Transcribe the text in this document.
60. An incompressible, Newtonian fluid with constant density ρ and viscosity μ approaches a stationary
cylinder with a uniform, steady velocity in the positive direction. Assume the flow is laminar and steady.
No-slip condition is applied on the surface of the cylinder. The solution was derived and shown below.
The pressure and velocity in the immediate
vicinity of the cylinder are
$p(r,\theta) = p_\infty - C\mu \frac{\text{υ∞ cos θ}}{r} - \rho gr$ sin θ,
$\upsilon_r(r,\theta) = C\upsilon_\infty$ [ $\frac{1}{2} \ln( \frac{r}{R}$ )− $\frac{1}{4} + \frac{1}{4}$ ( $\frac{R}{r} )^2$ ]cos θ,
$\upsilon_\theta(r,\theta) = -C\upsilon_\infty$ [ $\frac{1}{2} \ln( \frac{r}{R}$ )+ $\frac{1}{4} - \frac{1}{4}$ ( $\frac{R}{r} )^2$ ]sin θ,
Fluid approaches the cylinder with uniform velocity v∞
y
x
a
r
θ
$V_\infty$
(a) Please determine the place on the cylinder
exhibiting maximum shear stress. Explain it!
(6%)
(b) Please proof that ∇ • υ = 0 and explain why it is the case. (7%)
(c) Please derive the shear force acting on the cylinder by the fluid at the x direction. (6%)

→ **WHAT THE TASK ASKS**
Show every line from the entries above in which "theta" appears.

→ **WRITTEN REPLY**
$p(r,\theta) = p_\infty - C\mu \frac{\text{υ∞ cos θ}}{r} - \rho gr$ sin θ,
$\upsilon_r(r,\theta) = C\upsilon_\infty$ [ $\frac{1}{2} \ln( \frac{r}{R}$ )− $\frac{1}{4} + \frac{1}{4}$ ( $\frac{R}{r} )^2$ ]cos θ,
$\upsilon_\theta(r,\theta) = -C\upsilon_\infty$ [ $\frac{1}{2} \ln( \frac{r}{R}$ )+ $\frac{1}{4} - \frac{1}{4}$ ( $\frac{R}{r} )^2$ ]sin θ,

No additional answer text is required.